** Begin DATA PROVIDED **
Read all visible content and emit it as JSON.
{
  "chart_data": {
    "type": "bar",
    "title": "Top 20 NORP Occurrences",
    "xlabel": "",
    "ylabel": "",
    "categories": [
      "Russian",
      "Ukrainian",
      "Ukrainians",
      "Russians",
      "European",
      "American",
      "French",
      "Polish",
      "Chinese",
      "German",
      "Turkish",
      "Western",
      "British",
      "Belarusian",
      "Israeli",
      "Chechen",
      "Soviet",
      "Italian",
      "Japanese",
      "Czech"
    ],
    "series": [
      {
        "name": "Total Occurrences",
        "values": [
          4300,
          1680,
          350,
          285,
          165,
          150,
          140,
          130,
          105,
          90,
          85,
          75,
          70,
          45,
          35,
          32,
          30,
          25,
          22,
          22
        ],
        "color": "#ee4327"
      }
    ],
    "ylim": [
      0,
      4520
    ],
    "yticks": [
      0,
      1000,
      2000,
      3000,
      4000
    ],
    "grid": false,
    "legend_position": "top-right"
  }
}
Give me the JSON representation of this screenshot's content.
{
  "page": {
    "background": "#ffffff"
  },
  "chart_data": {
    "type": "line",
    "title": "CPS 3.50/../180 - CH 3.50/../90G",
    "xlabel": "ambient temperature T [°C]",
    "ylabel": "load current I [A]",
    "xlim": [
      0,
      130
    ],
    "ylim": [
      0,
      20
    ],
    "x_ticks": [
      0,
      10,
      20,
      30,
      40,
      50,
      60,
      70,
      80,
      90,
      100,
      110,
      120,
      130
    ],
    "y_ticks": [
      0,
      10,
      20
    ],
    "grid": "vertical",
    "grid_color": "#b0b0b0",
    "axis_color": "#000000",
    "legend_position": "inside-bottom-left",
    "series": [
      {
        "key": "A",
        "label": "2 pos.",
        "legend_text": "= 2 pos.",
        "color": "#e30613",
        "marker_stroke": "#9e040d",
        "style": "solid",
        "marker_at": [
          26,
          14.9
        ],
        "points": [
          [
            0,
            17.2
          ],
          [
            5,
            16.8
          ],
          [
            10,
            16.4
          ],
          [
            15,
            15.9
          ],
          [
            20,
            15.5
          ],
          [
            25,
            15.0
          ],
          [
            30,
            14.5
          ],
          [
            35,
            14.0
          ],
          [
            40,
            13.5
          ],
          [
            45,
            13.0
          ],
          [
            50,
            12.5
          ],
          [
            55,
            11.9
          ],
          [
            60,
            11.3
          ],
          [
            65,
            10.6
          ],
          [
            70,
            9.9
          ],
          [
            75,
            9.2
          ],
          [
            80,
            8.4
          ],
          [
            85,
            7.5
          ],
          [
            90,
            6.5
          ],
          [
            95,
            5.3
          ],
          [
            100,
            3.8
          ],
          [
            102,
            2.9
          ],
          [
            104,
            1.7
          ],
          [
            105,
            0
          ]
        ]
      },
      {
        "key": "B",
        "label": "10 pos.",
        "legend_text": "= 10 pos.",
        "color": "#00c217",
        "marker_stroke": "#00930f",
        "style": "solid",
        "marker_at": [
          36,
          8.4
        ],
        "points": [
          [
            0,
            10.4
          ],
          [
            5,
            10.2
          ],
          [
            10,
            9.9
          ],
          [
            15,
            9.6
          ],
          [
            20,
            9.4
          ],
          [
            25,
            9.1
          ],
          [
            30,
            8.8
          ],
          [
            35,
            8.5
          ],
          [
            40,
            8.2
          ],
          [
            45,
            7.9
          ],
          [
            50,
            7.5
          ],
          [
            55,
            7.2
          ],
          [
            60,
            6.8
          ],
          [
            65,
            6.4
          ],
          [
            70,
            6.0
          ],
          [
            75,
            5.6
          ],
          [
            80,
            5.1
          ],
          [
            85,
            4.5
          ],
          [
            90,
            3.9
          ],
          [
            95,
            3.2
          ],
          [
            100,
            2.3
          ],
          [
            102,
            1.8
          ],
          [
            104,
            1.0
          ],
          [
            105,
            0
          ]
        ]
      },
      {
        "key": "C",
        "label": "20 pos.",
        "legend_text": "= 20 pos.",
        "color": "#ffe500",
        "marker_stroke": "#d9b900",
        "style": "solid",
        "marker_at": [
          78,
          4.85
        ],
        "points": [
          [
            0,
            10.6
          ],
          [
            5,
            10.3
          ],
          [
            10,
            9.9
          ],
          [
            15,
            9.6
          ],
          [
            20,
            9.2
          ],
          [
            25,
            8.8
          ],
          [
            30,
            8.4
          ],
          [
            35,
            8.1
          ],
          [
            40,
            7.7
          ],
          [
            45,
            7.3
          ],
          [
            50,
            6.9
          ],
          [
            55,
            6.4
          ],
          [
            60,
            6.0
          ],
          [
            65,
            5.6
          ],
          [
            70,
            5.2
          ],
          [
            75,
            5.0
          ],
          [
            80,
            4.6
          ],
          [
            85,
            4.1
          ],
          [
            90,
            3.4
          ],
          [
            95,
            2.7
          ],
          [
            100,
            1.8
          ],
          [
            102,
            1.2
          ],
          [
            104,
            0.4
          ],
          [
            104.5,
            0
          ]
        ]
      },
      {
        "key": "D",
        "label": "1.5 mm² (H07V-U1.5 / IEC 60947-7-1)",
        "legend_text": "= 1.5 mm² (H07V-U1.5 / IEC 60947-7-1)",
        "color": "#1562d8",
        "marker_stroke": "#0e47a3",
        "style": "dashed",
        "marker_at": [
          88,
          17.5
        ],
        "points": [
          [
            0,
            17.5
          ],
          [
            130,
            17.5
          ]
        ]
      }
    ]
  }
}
** End DATA PROVIDED **
TASK INSTRUCTIONS -> Produce an exact copy of all the records.

WORKED SOLUTION ->
Read all visible content and emit it as JSON.
{
  "chart_data": {
    "type": "bar",
    "title": "Top 20 NORP Occurrences",
    "xlabel": "",
    "ylabel": "",
    "categories": [
      "Russian",
      "Ukrainian",
      "Ukrainians",
      "Russians",
      "European",
      "American",
      "French",
      "Polish",
      "Chinese",
      "German",
      "Turkish",
      "Western",
      "British",
      "Belarusian",
      "Israeli",
      "Chechen",
      "Soviet",
      "Italian",
      "Japanese",
      "Czech"
    ],
    "series": [
      {
        "name": "Total Occurrences",
        "values": [
          4300,
          1680,
          350,
          285,
          165,
          150,
          140,
          130,
          105,
          90,
          85,
          75,
          70,
          45,
          35,
          32,
          30,
          25,
          22,
          22
        ],
        "color": "#ee4327"
      }
    ],
    "ylim": [
      0,
      4520
    ],
    "yticks": [
      0,
      1000,
      2000,
      3000,
      4000
    ],
    "grid": false,
    "legend_position": "top-right"
  }
}
Give me the JSON representation of this screenshot's content.
{
  "page": {
    "background": "#ffffff"
  },
  "chart_data": {
    "type": "line",
    "title": "CPS 3.50/../180 - CH 3.50/../90G",
    "xlabel": "ambient temperature T [°C]",
    "ylabel": "load current I [A]",
    "xlim": [
      0,
      130
    ],
    "ylim": [
      0,
      20
    ],
    "x_ticks": [
      0,
      10,
      20,
      30,
      40,
      50,
      60,
      70,
      80,
      90,
      100,
      110,
      120,
      130
    ],
    "y_ticks": [
      0,
      10,
      20
    ],
    "grid": "vertical",
    "grid_color": "#b0b0b0",
    "axis_color": "#000000",
    "legend_position": "inside-bottom-left",
    "series": [
      {
        "key": "A",
        "label": "2 pos.",
        "legend_text": "= 2 pos.",
        "color": "#e30613",
        "marker_stroke": "#9e040d",
        "style": "solid",
        "marker_at": [
          26,
          14.9
        ],
        "points": [
          [
            0,
            17.2
          ],
          [
            5,
            16.8
          ],
          [
            10,
            16.4
          ],
          [
            15,
            15.9
          ],
          [
            20,
            15.5
          ],
          [
            25,
            15.0
          ],
          [
            30,
            14.5
          ],
          [
            35,
            14.0
          ],
          [
            40,
            13.5
          ],
          [
            45,
            13.0
          ],
          [
            50,
            12.5
          ],
          [
            55,
            11.9
          ],
          [
            60,
            11.3
          ],
          [
            65,
            10.6
          ],
          [
            70,
            9.9
          ],
          [
            75,
            9.2
          ],
          [
            80,
            8.4
          ],
          [
            85,
            7.5
          ],
          [
            90,
            6.5
          ],
          [
            95,
            5.3
          ],
          [
            100,
            3.8
          ],
          [
            102,
            2.9
          ],
          [
            104,
            1.7
          ],
          [
            105,
            0
          ]
        ]
      },
      {
        "key": "B",
        "label": "10 pos.",
        "legend_text": "= 10 pos.",
        "color": "#00c217",
        "marker_stroke": "#00930f",
        "style": "solid",
        "marker_at": [
          36,
          8.4
        ],
        "points": [
          [
            0,
            10.4
          ],
          [
            5,
            10.2
          ],
          [
            10,
            9.9
          ],
          [
            15,
            9.6
          ],
          [
            20,
            9.4
          ],
          [
            25,
            9.1
          ],
          [
            30,
            8.8
          ],
          [
            35,
            8.5
          ],
          [
            40,
            8.2
          ],
          [
            45,
            7.9
          ],
          [
            50,
            7.5
          ],
          [
            55,
            7.2
          ],
          [
            60,
            6.8
          ],
          [
            65,
            6.4
          ],
          [
            70,
            6.0
          ],
          [
            75,
            5.6
          ],
          [
            80,
            5.1
          ],
          [
            85,
            4.5
          ],
          [
            90,
            3.9
          ],
          [
            95,
            3.2
          ],
          [
            100,
            2.3
          ],
          [
            102,
            1.8
          ],
          [
            104,
            1.0
          ],
          [
            105,
            0
          ]
        ]
      },
      {
        "key": "C",
        "label": "20 pos.",
        "legend_text": "= 20 pos.",
        "color": "#ffe500",
        "marker_stroke": "#d9b900",
        "style": "solid",
        "marker_at": [
          78,
          4.85
        ],
        "points": [
          [
            0,
            10.6
          ],
          [
            5,
            10.3
          ],
          [
            10,
            9.9
          ],
          [
            15,
            9.6
          ],
          [
            20,
            9.2
          ],
          [
            25,
            8.8
          ],
          [
            30,
            8.4
          ],
          [
            35,
            8.1
          ],
          [
            40,
            7.7
          ],
          [
            45,
            7.3
          ],
          [
            50,
            6.9
          ],
          [
            55,
            6.4
          ],
          [
            60,
            6.0
          ],
          [
            65,
            5.6
          ],
          [
            70,
            5.2
          ],
          [
            75,
            5.0
          ],
          [
            80,
            4.6
          ],
          [
            85,
            4.1
          ],
          [
            90,
            3.4
          ],
          [
            95,
            2.7
          ],
          [
            100,
            1.8
          ],
          [
            102,
            1.2
          ],
          [
            104,
            0.4
          ],
          [
            104.5,
            0
          ]
        ]
      },
      {
        "key": "D",
        "label": "1.5 mm² (H07V-U1.5 / IEC 60947-7-1)",
        "legend_text": "= 1.5 mm² (H07V-U1.5 / IEC 60947-7-1)",
        "color": "#1562d8",
        "marker_stroke": "#0e47a3",
        "style": "dashed",
        "marker_at": [
          88,
          17.5
        ],
        "points": [
          [
            0,
            17.5
          ],
          [
            130,
            17.5
          ]
        ]
      }
    ]
  }
}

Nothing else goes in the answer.